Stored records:
>> BEGIN
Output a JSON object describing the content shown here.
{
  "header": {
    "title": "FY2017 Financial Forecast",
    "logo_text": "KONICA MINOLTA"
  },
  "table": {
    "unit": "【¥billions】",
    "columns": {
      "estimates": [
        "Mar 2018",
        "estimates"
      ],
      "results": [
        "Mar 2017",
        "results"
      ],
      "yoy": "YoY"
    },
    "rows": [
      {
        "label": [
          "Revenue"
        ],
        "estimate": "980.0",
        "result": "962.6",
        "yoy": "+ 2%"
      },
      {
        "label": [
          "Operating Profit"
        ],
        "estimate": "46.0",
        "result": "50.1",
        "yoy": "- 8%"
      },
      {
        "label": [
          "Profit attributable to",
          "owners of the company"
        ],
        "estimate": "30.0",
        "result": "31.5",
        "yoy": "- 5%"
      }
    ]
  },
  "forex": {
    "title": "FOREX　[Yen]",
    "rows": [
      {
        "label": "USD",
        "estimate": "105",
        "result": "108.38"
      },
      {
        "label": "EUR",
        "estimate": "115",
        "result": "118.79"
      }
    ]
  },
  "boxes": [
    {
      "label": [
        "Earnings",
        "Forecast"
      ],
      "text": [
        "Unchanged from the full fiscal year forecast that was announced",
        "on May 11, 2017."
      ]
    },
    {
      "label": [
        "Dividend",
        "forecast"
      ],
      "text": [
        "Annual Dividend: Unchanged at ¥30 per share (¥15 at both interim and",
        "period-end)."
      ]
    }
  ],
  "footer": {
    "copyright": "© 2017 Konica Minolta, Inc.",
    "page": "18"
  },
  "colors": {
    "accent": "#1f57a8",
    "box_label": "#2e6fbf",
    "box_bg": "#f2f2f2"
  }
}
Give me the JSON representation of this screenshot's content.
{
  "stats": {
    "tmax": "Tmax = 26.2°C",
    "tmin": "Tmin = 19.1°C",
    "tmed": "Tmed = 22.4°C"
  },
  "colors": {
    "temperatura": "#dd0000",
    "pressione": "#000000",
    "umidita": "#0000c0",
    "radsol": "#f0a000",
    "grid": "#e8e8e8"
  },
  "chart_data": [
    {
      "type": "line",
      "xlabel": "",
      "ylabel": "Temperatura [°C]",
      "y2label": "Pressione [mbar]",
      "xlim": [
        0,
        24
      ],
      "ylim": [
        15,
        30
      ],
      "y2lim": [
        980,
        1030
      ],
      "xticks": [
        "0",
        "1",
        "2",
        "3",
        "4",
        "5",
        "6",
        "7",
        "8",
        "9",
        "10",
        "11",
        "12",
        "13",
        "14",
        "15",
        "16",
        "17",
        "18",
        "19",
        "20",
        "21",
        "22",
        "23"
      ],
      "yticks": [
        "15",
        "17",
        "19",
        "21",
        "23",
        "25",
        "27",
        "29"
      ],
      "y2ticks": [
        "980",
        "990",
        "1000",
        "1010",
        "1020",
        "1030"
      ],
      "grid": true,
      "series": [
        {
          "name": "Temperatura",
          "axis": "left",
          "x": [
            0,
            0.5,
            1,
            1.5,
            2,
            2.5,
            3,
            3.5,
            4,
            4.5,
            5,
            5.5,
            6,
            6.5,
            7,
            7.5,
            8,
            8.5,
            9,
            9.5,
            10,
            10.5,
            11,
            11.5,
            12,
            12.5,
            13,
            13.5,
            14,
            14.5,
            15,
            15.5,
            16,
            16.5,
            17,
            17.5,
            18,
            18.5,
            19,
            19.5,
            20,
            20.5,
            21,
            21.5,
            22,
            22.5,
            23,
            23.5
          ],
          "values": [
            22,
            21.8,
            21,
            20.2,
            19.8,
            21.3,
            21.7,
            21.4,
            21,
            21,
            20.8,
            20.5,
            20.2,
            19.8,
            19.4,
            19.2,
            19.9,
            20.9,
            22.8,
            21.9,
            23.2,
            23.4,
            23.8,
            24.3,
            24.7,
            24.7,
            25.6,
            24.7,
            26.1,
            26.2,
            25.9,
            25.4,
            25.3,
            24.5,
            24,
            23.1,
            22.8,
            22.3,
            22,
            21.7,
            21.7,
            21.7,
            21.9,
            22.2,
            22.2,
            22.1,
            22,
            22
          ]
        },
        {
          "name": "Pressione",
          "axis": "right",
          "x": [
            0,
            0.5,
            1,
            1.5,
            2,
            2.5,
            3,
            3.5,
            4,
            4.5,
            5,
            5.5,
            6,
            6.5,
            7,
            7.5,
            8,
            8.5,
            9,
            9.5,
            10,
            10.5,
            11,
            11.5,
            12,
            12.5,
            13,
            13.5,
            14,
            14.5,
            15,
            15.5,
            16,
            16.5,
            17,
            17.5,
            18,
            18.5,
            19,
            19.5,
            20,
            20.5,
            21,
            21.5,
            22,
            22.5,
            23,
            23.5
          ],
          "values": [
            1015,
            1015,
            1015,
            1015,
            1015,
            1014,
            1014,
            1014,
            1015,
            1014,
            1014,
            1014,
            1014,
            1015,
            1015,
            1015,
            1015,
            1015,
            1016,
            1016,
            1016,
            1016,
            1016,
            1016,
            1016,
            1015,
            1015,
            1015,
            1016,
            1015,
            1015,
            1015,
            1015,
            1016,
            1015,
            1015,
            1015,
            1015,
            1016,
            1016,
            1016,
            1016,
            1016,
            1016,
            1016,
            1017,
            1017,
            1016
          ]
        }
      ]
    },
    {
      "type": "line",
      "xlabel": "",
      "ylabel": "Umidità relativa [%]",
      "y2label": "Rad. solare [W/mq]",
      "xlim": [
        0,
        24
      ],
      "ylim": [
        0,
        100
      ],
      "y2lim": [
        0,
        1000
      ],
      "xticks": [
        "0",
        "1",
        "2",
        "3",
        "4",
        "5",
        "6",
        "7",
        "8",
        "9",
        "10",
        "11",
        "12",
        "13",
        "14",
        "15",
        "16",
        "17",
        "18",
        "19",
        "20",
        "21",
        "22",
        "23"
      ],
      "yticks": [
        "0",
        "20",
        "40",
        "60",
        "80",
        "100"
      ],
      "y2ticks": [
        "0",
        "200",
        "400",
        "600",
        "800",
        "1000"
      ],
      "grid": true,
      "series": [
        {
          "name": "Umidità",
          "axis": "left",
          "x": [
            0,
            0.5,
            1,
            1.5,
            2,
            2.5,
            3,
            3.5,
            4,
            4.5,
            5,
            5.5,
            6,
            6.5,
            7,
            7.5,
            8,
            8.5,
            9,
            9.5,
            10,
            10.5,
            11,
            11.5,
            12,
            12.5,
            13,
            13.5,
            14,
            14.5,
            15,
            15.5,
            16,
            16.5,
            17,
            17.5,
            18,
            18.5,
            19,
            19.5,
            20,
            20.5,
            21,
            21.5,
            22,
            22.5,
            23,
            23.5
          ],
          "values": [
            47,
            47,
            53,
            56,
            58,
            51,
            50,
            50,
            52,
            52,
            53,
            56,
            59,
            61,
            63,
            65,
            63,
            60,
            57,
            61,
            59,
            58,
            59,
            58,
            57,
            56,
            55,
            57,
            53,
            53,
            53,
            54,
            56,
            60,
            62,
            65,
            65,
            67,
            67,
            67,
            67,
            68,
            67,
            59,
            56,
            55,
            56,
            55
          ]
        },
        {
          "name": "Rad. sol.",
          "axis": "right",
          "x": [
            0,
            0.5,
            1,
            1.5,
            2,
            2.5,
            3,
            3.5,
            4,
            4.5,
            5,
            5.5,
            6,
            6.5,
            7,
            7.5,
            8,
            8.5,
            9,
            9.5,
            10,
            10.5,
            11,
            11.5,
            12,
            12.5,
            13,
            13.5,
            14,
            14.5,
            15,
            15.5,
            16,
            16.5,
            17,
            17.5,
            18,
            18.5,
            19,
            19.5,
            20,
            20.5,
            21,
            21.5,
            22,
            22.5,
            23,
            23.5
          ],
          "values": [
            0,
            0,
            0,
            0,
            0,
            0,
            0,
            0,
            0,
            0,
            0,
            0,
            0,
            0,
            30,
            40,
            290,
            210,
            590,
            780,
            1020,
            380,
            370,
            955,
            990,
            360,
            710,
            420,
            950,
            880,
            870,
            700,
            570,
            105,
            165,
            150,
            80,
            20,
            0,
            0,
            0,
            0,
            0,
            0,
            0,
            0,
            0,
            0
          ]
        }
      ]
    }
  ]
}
>> END
What is asked - Read the lines above. Gather those in which the string "Dividend" is found.

Worked solution -
        "Dividend",
        "Annual Dividend: Unchanged at ¥30 per share (¥15 at both interim and",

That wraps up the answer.